• TASK TO COMPLETE: Leave out the pictures and restate the rest of the data exactly.

• DATA SUPPLIED:
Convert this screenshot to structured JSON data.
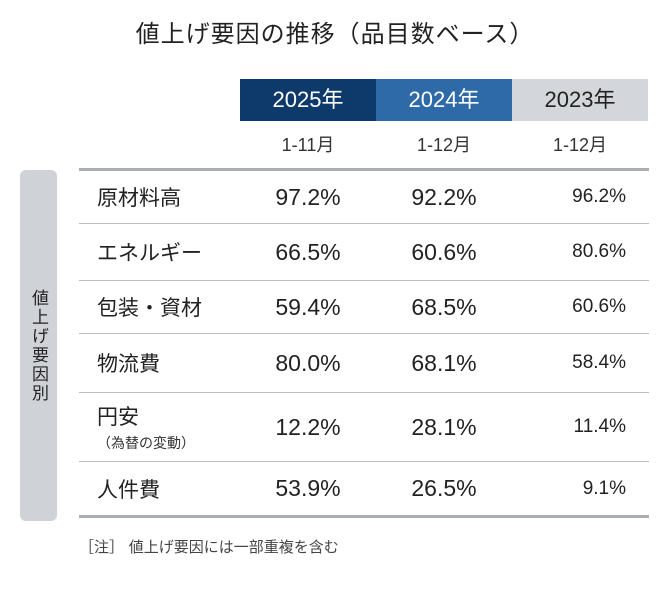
{
  "title": "値上げ要因の推移（品目数ベース）",
  "colors": {
    "year_2025": "#0e3a6b",
    "year_2024": "#2e6aa8",
    "year_2023": "#d3d6da",
    "side_label_bg": "#cfd3d7"
  },
  "columns": [
    {
      "year": "2025年",
      "period": "1-11月"
    },
    {
      "year": "2024年",
      "period": "1-12月"
    },
    {
      "year": "2023年",
      "period": "1-12月"
    }
  ],
  "side_label": "値上げ要因別",
  "rows": [
    {
      "label": "原材料高",
      "values": [
        "97.2%",
        "92.2%",
        "96.2%"
      ]
    },
    {
      "label": "エネルギー",
      "values": [
        "66.5%",
        "60.6%",
        "80.6%"
      ]
    },
    {
      "label": "包装・資材",
      "values": [
        "59.4%",
        "68.5%",
        "60.6%"
      ]
    },
    {
      "label": "物流費",
      "values": [
        "80.0%",
        "68.1%",
        "58.4%"
      ]
    },
    {
      "label": "円安",
      "sublabel": "（為替の変動）",
      "values": [
        "12.2%",
        "28.1%",
        "11.4%"
      ]
    },
    {
      "label": "人件費",
      "values": [
        "53.9%",
        "26.5%",
        "9.1%"
      ]
    }
  ],
  "note": "［注］ 値上げ要因には一部重複を含む"
}
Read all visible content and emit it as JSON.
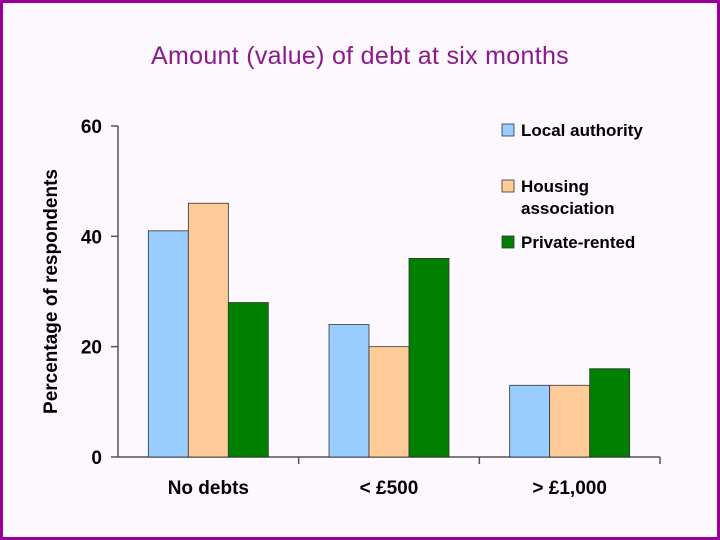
{
  "title": "Amount (value) of debt at six months",
  "chart_data": {
    "type": "bar",
    "title": "Amount (value) of debt at six months",
    "xlabel": "",
    "ylabel": "Percentage of respondents",
    "categories": [
      "No debts",
      "< £500",
      "> £1,000"
    ],
    "ylim": [
      0,
      60
    ],
    "yticks": [
      0,
      20,
      40,
      60
    ],
    "grid": false,
    "legend_position": "top-right",
    "series": [
      {
        "name": "Local authority",
        "color": "#99ccff",
        "values": [
          41,
          24,
          13
        ]
      },
      {
        "name": "Housing association",
        "color": "#ffcc99",
        "values": [
          46,
          20,
          13
        ]
      },
      {
        "name": "Private-rented",
        "color": "#008000",
        "values": [
          28,
          36,
          16
        ]
      }
    ]
  }
}
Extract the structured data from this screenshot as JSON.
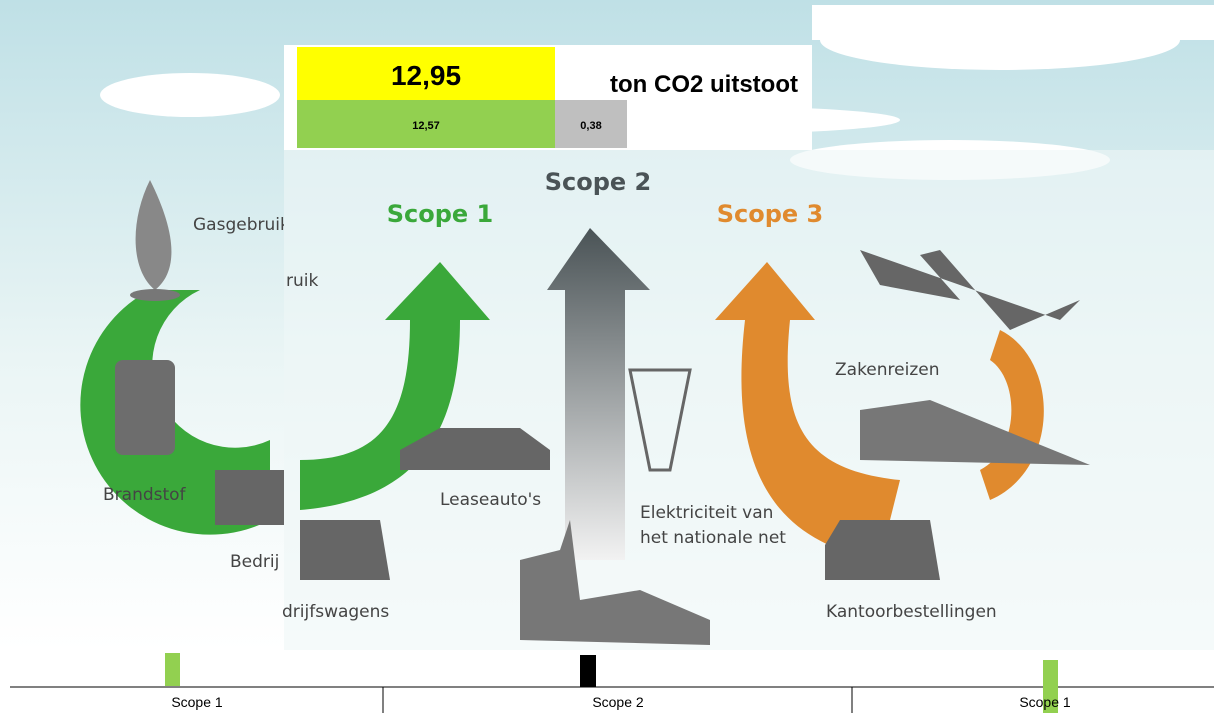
{
  "table": {
    "total": "12,95",
    "unit": "ton CO2 uitstoot",
    "parts": [
      "12,57",
      "0,38"
    ]
  },
  "back_layer": {
    "labels": [
      "Gasgebruik",
      "Brandstof",
      "Bedrij"
    ]
  },
  "front_layer": {
    "scopes": [
      "Scope 1",
      "Scope 2",
      "Scope 3"
    ],
    "labels": [
      "ruik",
      "Leaseauto's",
      "drijfswagens",
      "Elektriciteit van",
      "het nationale net",
      "Zakenreizen",
      "Kantoorbestellingen"
    ]
  },
  "axis": {
    "labels": [
      "Scope 1",
      "Scope 2",
      "Scope 1"
    ]
  }
}
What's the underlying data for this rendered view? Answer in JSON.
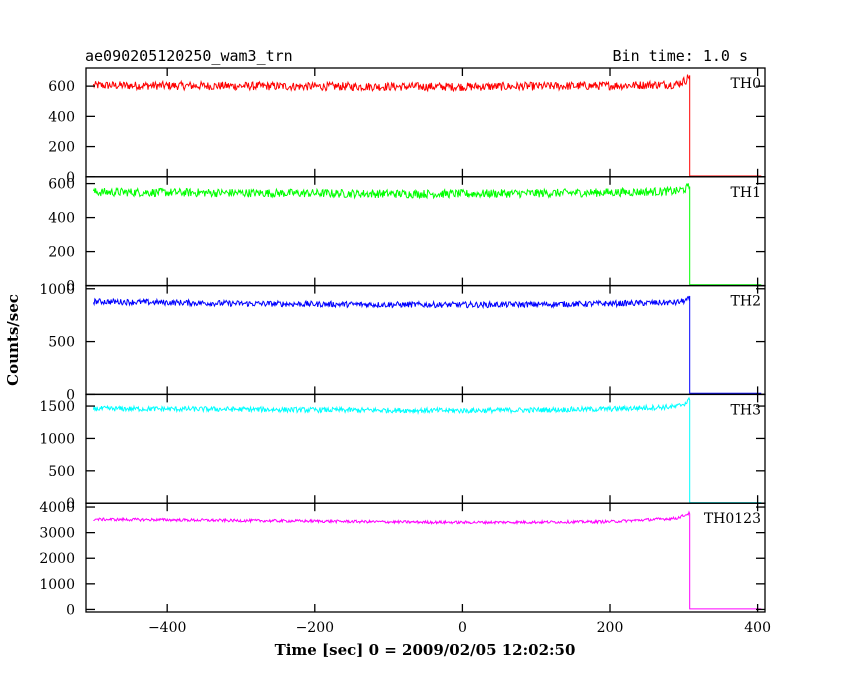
{
  "chart_data": {
    "type": "line",
    "title": "ae090205120250_wam3_trn",
    "subtitle": "Bin time: 1.0 s",
    "xlabel": "Time [sec] 0 = 2009/02/05 12:02:50",
    "ylabel": "Counts/sec",
    "xlim": [
      -510,
      410
    ],
    "x_ticks": [
      -400,
      -200,
      0,
      200,
      400
    ],
    "x": [
      -500,
      -400,
      -300,
      -200,
      -100,
      0,
      100,
      200,
      290,
      303,
      308,
      309,
      405
    ],
    "grid": false,
    "panels": [
      {
        "name": "TH0",
        "color": "#ff0000",
        "ylim": [
          0,
          720
        ],
        "y_ticks": [
          0,
          200,
          400,
          600
        ],
        "values": [
          605,
          603,
          601,
          598,
          597,
          596,
          599,
          603,
          612,
          640,
          675,
          5,
          5
        ],
        "noise": 28
      },
      {
        "name": "TH1",
        "color": "#00ff00",
        "ylim": [
          0,
          640
        ],
        "y_ticks": [
          0,
          200,
          400,
          600
        ],
        "values": [
          550,
          548,
          545,
          543,
          540,
          540,
          543,
          548,
          555,
          570,
          585,
          5,
          5
        ],
        "noise": 25
      },
      {
        "name": "TH2",
        "color": "#0000ff",
        "ylim": [
          0,
          1030
        ],
        "y_ticks": [
          0,
          500,
          1000
        ],
        "values": [
          880,
          870,
          860,
          855,
          850,
          848,
          852,
          860,
          870,
          890,
          905,
          10,
          10
        ],
        "noise": 28
      },
      {
        "name": "TH3",
        "color": "#00ffff",
        "ylim": [
          0,
          1680
        ],
        "y_ticks": [
          0,
          500,
          1000,
          1500
        ],
        "values": [
          1460,
          1455,
          1450,
          1440,
          1435,
          1430,
          1440,
          1455,
          1490,
          1550,
          1600,
          10,
          10
        ],
        "noise": 40
      },
      {
        "name": "TH0123",
        "color": "#ff00ff",
        "ylim": [
          -100,
          4150
        ],
        "y_ticks": [
          0,
          1000,
          2000,
          3000,
          4000
        ],
        "values": [
          3520,
          3500,
          3470,
          3450,
          3420,
          3400,
          3410,
          3430,
          3560,
          3700,
          3770,
          20,
          20
        ],
        "noise": 55
      }
    ]
  }
}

• TASK ANSWER:
Convert this screenshot to structured JSON data.
{
  "title": "値上げ要因の推移（品目数ベース）",
  "colors": {
    "year_2025": "#0e3a6b",
    "year_2024": "#2e6aa8",
    "year_2023": "#d3d6da",
    "side_label_bg": "#cfd3d7"
  },
  "columns": [
    {
      "year": "2025年",
      "period": "1-11月"
    },
    {
      "year": "2024年",
      "period": "1-12月"
    },
    {
      "year": "2023年",
      "period": "1-12月"
    }
  ],
  "side_label": "値上げ要因別",
  "rows": [
    {
      "label": "原材料高",
      "values": [
        "97.2%",
        "92.2%",
        "96.2%"
      ]
    },
    {
      "label": "エネルギー",
      "values": [
        "66.5%",
        "60.6%",
        "80.6%"
      ]
    },
    {
      "label": "包装・資材",
      "values": [
        "59.4%",
        "68.5%",
        "60.6%"
      ]
    },
    {
      "label": "物流費",
      "values": [
        "80.0%",
        "68.1%",
        "58.4%"
      ]
    },
    {
      "label": "円安",
      "sublabel": "（為替の変動）",
      "values": [
        "12.2%",
        "28.1%",
        "11.4%"
      ]
    },
    {
      "label": "人件費",
      "values": [
        "53.9%",
        "26.5%",
        "9.1%"
      ]
    }
  ],
  "note": "［注］ 値上げ要因には一部重複を含む"
}
Read all visible content and emit it as JSON.
{
  "title": "Amount (value) of debt at six months",
  "chart_data": {
    "type": "bar",
    "title": "Amount (value) of debt at six months",
    "xlabel": "",
    "ylabel": "Percentage of respondents",
    "categories": [
      "No debts",
      "< £500",
      "> £1,000"
    ],
    "ylim": [
      0,
      60
    ],
    "yticks": [
      0,
      20,
      40,
      60
    ],
    "grid": false,
    "legend_position": "top-right",
    "series": [
      {
        "name": "Local authority",
        "color": "#99ccff",
        "values": [
          41,
          24,
          13
        ]
      },
      {
        "name": "Housing association",
        "color": "#ffcc99",
        "values": [
          46,
          20,
          13
        ]
      },
      {
        "name": "Private-rented",
        "color": "#008000",
        "values": [
          28,
          36,
          16
        ]
      }
    ]
  }
}
Extract the structured data from this screenshot as JSON.
{
  "table": {
    "total": "12,95",
    "unit": "ton CO2 uitstoot",
    "parts": [
      "12,57",
      "0,38"
    ]
  },
  "back_layer": {
    "labels": [
      "Gasgebruik",
      "Brandstof",
      "Bedrij"
    ]
  },
  "front_layer": {
    "scopes": [
      "Scope 1",
      "Scope 2",
      "Scope 3"
    ],
    "labels": [
      "ruik",
      "Leaseauto's",
      "drijfswagens",
      "Elektriciteit van",
      "het nationale net",
      "Zakenreizen",
      "Kantoorbestellingen"
    ]
  },
  "axis": {
    "labels": [
      "Scope 1",
      "Scope 2",
      "Scope 1"
    ]
  }
}
What's the underlying data for this rendered view? Answer in JSON.
{
  "chart_data": {
    "type": "line",
    "title": "ae090205120250_wam3_trn",
    "subtitle": "Bin time: 1.0 s",
    "xlabel": "Time [sec] 0 = 2009/02/05 12:02:50",
    "ylabel": "Counts/sec",
    "xlim": [
      -510,
      410
    ],
    "x_ticks": [
      -400,
      -200,
      0,
      200,
      400
    ],
    "x": [
      -500,
      -400,
      -300,
      -200,
      -100,
      0,
      100,
      200,
      290,
      303,
      308,
      309,
      405
    ],
    "grid": false,
    "panels": [
      {
        "name": "TH0",
        "color": "#ff0000",
        "ylim": [
          0,
          720
        ],
        "y_ticks": [
          0,
          200,
          400,
          600
        ],
        "values": [
          605,
          603,
          601,
          598,
          597,
          596,
          599,
          603,
          612,
          640,
          675,
          5,
          5
        ],
        "noise": 28
      },
      {
        "name": "TH1",
        "color": "#00ff00",
        "ylim": [
          0,
          640
        ],
        "y_ticks": [
          0,
          200,
          400,
          600
        ],
        "values": [
          550,
          548,
          545,
          543,
          540,
          540,
          543,
          548,
          555,
          570,
          585,
          5,
          5
        ],
        "noise": 25
      },
      {
        "name": "TH2",
        "color": "#0000ff",
        "ylim": [
          0,
          1030
        ],
        "y_ticks": [
          0,
          500,
          1000
        ],
        "values": [
          880,
          870,
          860,
          855,
          850,
          848,
          852,
          860,
          870,
          890,
          905,
          10,
          10
        ],
        "noise": 28
      },
      {
        "name": "TH3",
        "color": "#00ffff",
        "ylim": [
          0,
          1680
        ],
        "y_ticks": [
          0,
          500,
          1000,
          1500
        ],
        "values": [
          1460,
          1455,
          1450,
          1440,
          1435,
          1430,
          1440,
          1455,
          1490,
          1550,
          1600,
          10,
          10
        ],
        "noise": 40
      },
      {
        "name": "TH0123",
        "color": "#ff00ff",
        "ylim": [
          -100,
          4150
        ],
        "y_ticks": [
          0,
          1000,
          2000,
          3000,
          4000
        ],
        "values": [
          3520,
          3500,
          3470,
          3450,
          3420,
          3400,
          3410,
          3430,
          3560,
          3700,
          3770,
          20,
          20
        ],
        "noise": 55
      }
    ]
  }
}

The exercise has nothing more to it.